AIM:
The records underneath are to be repeated exactly, with the pictures left out.

* Start *

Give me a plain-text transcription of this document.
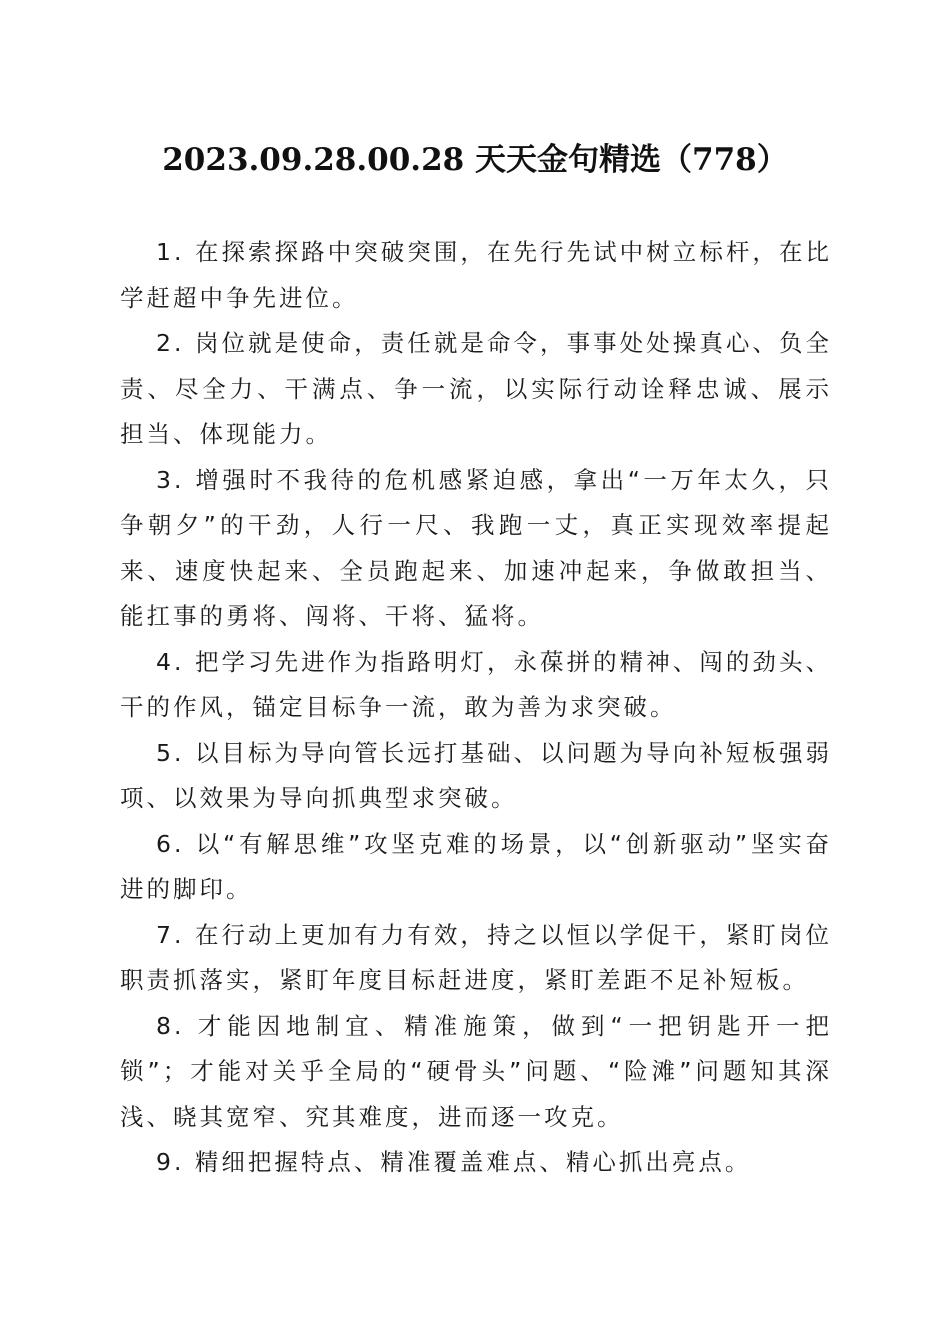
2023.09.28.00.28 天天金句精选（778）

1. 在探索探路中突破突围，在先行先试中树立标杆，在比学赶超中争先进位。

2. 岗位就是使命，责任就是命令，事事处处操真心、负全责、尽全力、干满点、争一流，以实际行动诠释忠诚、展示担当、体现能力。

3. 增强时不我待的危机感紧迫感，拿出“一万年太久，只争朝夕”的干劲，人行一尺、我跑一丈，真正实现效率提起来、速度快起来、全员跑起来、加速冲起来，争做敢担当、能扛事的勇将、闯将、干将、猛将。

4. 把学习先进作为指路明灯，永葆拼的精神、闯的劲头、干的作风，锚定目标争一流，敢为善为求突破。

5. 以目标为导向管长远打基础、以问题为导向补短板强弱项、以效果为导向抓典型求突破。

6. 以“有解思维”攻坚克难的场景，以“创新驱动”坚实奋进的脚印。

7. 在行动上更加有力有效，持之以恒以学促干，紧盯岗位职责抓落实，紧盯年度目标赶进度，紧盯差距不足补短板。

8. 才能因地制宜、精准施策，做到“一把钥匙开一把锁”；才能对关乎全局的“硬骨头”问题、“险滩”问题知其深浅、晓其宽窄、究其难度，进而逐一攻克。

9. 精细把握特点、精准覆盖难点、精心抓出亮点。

* End *

EXERCISE RESULT:
Give me a plain-text transcription of this document.
2023.09.28.00.28 天天金句精选（778）

1. 在探索探路中突破突围，在先行先试中树立标杆，在比学赶超中争先进位。

2. 岗位就是使命，责任就是命令，事事处处操真心、负全责、尽全力、干满点、争一流，以实际行动诠释忠诚、展示担当、体现能力。

3. 增强时不我待的危机感紧迫感，拿出“一万年太久，只争朝夕”的干劲，人行一尺、我跑一丈，真正实现效率提起来、速度快起来、全员跑起来、加速冲起来，争做敢担当、能扛事的勇将、闯将、干将、猛将。

4. 把学习先进作为指路明灯，永葆拼的精神、闯的劲头、干的作风，锚定目标争一流，敢为善为求突破。

5. 以目标为导向管长远打基础、以问题为导向补短板强弱项、以效果为导向抓典型求突破。

6. 以“有解思维”攻坚克难的场景，以“创新驱动”坚实奋进的脚印。

7. 在行动上更加有力有效，持之以恒以学促干，紧盯岗位职责抓落实，紧盯年度目标赶进度，紧盯差距不足补短板。

8. 才能因地制宜、精准施策，做到“一把钥匙开一把锁”；才能对关乎全局的“硬骨头”问题、“险滩”问题知其深浅、晓其宽窄、究其难度，进而逐一攻克。

9. 精细把握特点、精准覆盖难点、精心抓出亮点。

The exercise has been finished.